Copy out the data exactly, leaving the pictures behind.

════════════════

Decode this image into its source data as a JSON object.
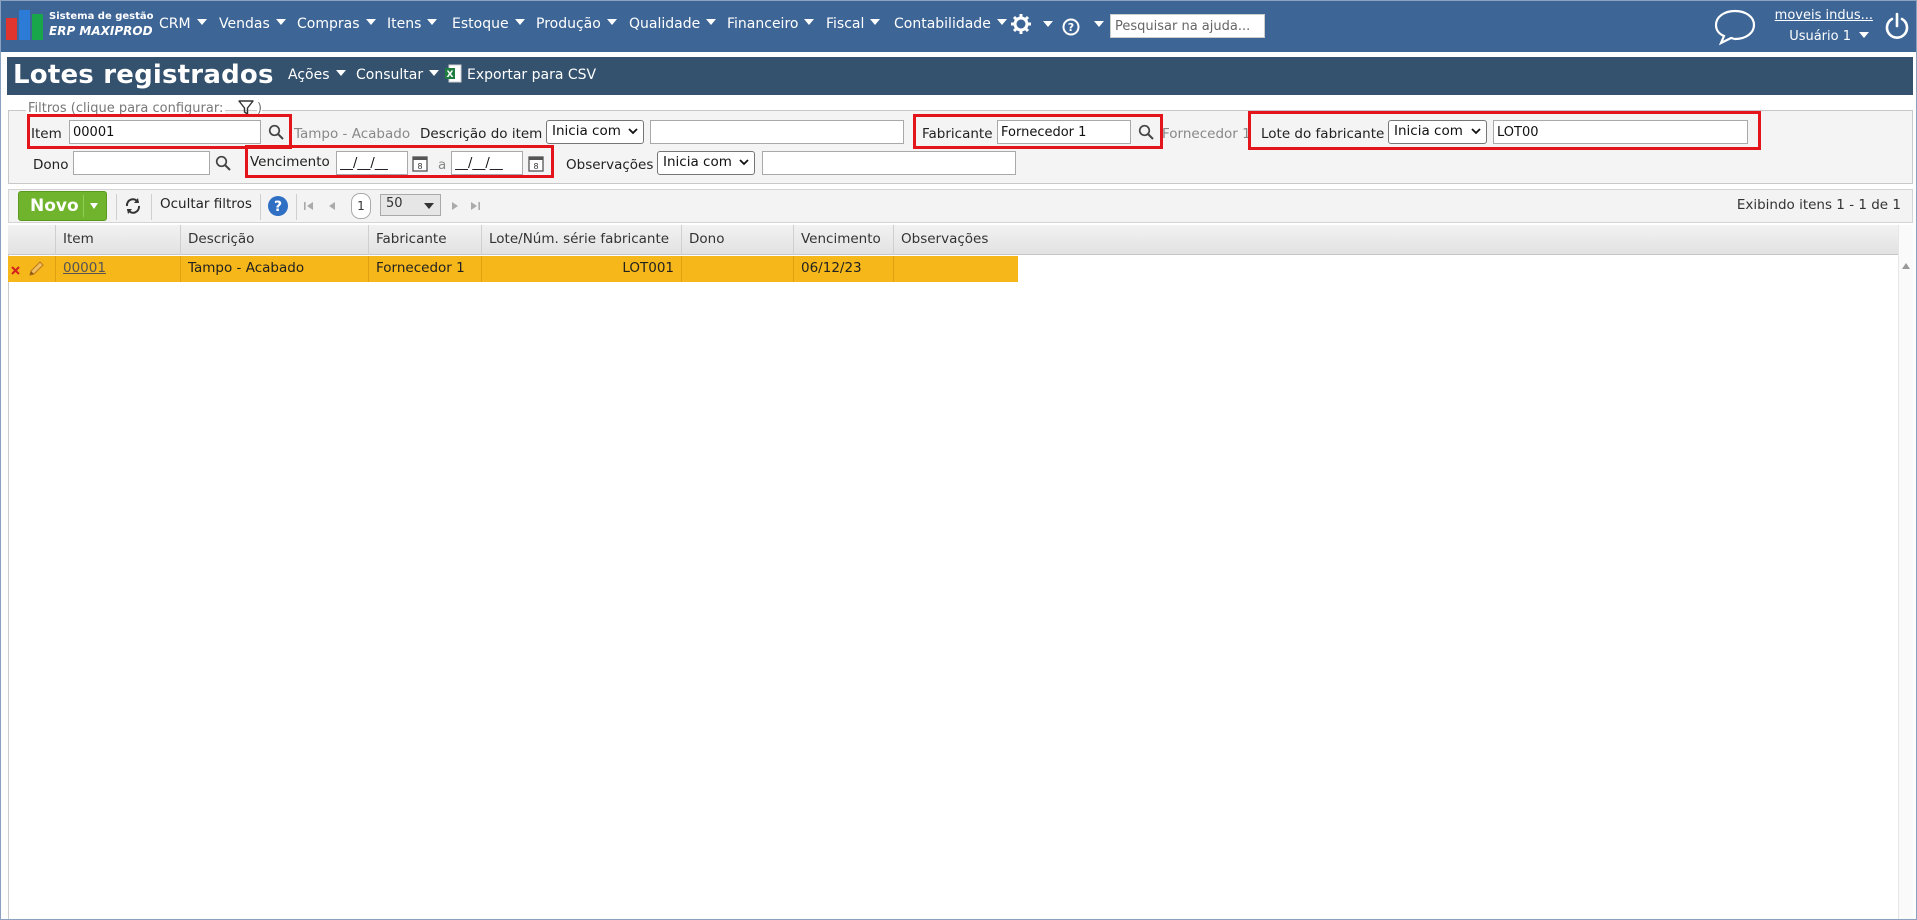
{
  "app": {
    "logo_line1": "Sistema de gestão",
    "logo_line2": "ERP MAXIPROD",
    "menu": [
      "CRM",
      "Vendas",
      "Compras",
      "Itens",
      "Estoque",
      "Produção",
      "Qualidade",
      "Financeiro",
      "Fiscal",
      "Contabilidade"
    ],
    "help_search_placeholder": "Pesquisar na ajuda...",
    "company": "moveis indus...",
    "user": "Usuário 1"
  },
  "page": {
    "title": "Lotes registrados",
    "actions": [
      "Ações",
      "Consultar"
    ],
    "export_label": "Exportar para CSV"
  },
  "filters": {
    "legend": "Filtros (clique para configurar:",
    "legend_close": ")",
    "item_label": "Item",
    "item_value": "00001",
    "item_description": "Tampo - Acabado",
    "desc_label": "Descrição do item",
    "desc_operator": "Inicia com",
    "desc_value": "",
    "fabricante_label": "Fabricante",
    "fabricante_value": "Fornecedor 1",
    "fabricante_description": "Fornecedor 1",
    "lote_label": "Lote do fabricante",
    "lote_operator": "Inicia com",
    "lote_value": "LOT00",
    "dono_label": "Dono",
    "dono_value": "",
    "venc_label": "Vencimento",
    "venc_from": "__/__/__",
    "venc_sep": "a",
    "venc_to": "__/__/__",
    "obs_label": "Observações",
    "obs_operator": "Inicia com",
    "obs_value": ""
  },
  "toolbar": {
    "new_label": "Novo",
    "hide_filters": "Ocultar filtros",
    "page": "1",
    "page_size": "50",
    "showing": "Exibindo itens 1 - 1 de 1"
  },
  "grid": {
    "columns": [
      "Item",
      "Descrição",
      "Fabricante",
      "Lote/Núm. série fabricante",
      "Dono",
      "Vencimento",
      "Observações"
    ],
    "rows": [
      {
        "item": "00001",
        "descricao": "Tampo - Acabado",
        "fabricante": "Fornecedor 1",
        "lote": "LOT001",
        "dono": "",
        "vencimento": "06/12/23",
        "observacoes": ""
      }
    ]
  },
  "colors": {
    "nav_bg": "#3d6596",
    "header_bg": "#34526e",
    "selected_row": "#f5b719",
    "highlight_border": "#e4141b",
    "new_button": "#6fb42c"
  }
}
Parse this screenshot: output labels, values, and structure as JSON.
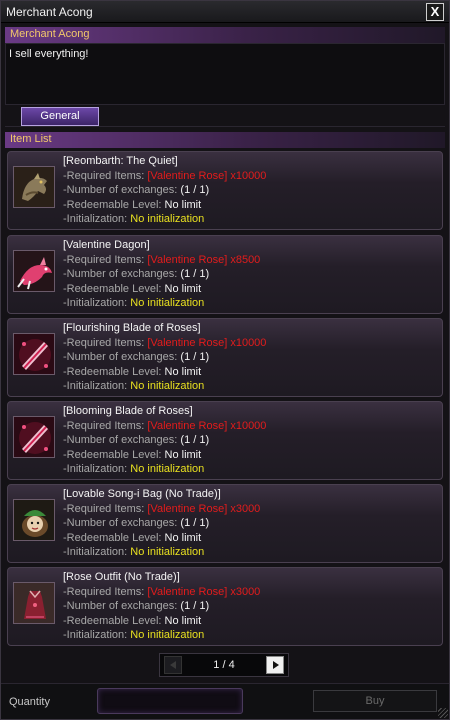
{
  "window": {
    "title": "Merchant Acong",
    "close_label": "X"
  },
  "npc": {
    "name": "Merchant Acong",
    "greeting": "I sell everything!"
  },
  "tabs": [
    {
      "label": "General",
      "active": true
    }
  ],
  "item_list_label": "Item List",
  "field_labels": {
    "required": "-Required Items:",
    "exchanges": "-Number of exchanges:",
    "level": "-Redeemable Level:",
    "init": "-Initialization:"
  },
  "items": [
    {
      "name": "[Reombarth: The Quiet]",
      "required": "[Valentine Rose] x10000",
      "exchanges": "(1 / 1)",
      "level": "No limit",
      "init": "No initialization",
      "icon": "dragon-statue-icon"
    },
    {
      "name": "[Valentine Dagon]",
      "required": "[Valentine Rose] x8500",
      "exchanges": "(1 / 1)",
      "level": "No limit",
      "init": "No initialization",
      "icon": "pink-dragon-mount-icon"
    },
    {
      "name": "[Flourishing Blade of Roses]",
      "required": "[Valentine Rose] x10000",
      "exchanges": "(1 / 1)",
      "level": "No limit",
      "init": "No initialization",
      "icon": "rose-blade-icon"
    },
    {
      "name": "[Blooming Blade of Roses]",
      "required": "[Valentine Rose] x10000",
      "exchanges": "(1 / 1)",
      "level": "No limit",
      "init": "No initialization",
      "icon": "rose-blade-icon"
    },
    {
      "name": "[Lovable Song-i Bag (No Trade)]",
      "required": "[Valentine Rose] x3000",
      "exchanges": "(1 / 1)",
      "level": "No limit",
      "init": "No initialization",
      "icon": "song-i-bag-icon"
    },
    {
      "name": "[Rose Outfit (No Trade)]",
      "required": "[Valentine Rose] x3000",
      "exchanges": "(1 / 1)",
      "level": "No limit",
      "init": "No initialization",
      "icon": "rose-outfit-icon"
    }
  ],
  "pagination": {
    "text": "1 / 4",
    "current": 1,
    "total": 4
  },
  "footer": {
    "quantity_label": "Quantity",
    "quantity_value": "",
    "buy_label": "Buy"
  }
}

════════════════

=== The reply ===
Decode this image into its source data as a JSON object.
{
  "app": {
    "logo_line1": "Sistema de gestão",
    "logo_line2": "ERP MAXIPROD",
    "menu": [
      "CRM",
      "Vendas",
      "Compras",
      "Itens",
      "Estoque",
      "Produção",
      "Qualidade",
      "Financeiro",
      "Fiscal",
      "Contabilidade"
    ],
    "help_search_placeholder": "Pesquisar na ajuda...",
    "company": "moveis indus...",
    "user": "Usuário 1"
  },
  "page": {
    "title": "Lotes registrados",
    "actions": [
      "Ações",
      "Consultar"
    ],
    "export_label": "Exportar para CSV"
  },
  "filters": {
    "legend": "Filtros (clique para configurar:",
    "legend_close": ")",
    "item_label": "Item",
    "item_value": "00001",
    "item_description": "Tampo - Acabado",
    "desc_label": "Descrição do item",
    "desc_operator": "Inicia com",
    "desc_value": "",
    "fabricante_label": "Fabricante",
    "fabricante_value": "Fornecedor 1",
    "fabricante_description": "Fornecedor 1",
    "lote_label": "Lote do fabricante",
    "lote_operator": "Inicia com",
    "lote_value": "LOT00",
    "dono_label": "Dono",
    "dono_value": "",
    "venc_label": "Vencimento",
    "venc_from": "__/__/__",
    "venc_sep": "a",
    "venc_to": "__/__/__",
    "obs_label": "Observações",
    "obs_operator": "Inicia com",
    "obs_value": ""
  },
  "toolbar": {
    "new_label": "Novo",
    "hide_filters": "Ocultar filtros",
    "page": "1",
    "page_size": "50",
    "showing": "Exibindo itens 1 - 1 de 1"
  },
  "grid": {
    "columns": [
      "Item",
      "Descrição",
      "Fabricante",
      "Lote/Núm. série fabricante",
      "Dono",
      "Vencimento",
      "Observações"
    ],
    "rows": [
      {
        "item": "00001",
        "descricao": "Tampo - Acabado",
        "fabricante": "Fornecedor 1",
        "lote": "LOT001",
        "dono": "",
        "vencimento": "06/12/23",
        "observacoes": ""
      }
    ]
  },
  "colors": {
    "nav_bg": "#3d6596",
    "header_bg": "#34526e",
    "selected_row": "#f5b719",
    "highlight_border": "#e4141b",
    "new_button": "#6fb42c"
  }
}
Parse this screenshot: output labels, values, and structure as JSON.
{
  "window": {
    "title": "Merchant Acong",
    "close_label": "X"
  },
  "npc": {
    "name": "Merchant Acong",
    "greeting": "I sell everything!"
  },
  "tabs": [
    {
      "label": "General",
      "active": true
    }
  ],
  "item_list_label": "Item List",
  "field_labels": {
    "required": "-Required Items:",
    "exchanges": "-Number of exchanges:",
    "level": "-Redeemable Level:",
    "init": "-Initialization:"
  },
  "items": [
    {
      "name": "[Reombarth: The Quiet]",
      "required": "[Valentine Rose] x10000",
      "exchanges": "(1 / 1)",
      "level": "No limit",
      "init": "No initialization",
      "icon": "dragon-statue-icon"
    },
    {
      "name": "[Valentine Dagon]",
      "required": "[Valentine Rose] x8500",
      "exchanges": "(1 / 1)",
      "level": "No limit",
      "init": "No initialization",
      "icon": "pink-dragon-mount-icon"
    },
    {
      "name": "[Flourishing Blade of Roses]",
      "required": "[Valentine Rose] x10000",
      "exchanges": "(1 / 1)",
      "level": "No limit",
      "init": "No initialization",
      "icon": "rose-blade-icon"
    },
    {
      "name": "[Blooming Blade of Roses]",
      "required": "[Valentine Rose] x10000",
      "exchanges": "(1 / 1)",
      "level": "No limit",
      "init": "No initialization",
      "icon": "rose-blade-icon"
    },
    {
      "name": "[Lovable Song-i Bag (No Trade)]",
      "required": "[Valentine Rose] x3000",
      "exchanges": "(1 / 1)",
      "level": "No limit",
      "init": "No initialization",
      "icon": "song-i-bag-icon"
    },
    {
      "name": "[Rose Outfit (No Trade)]",
      "required": "[Valentine Rose] x3000",
      "exchanges": "(1 / 1)",
      "level": "No limit",
      "init": "No initialization",
      "icon": "rose-outfit-icon"
    }
  ],
  "pagination": {
    "text": "1 / 4",
    "current": 1,
    "total": 4
  },
  "footer": {
    "quantity_label": "Quantity",
    "quantity_value": "",
    "buy_label": "Buy"
  }
}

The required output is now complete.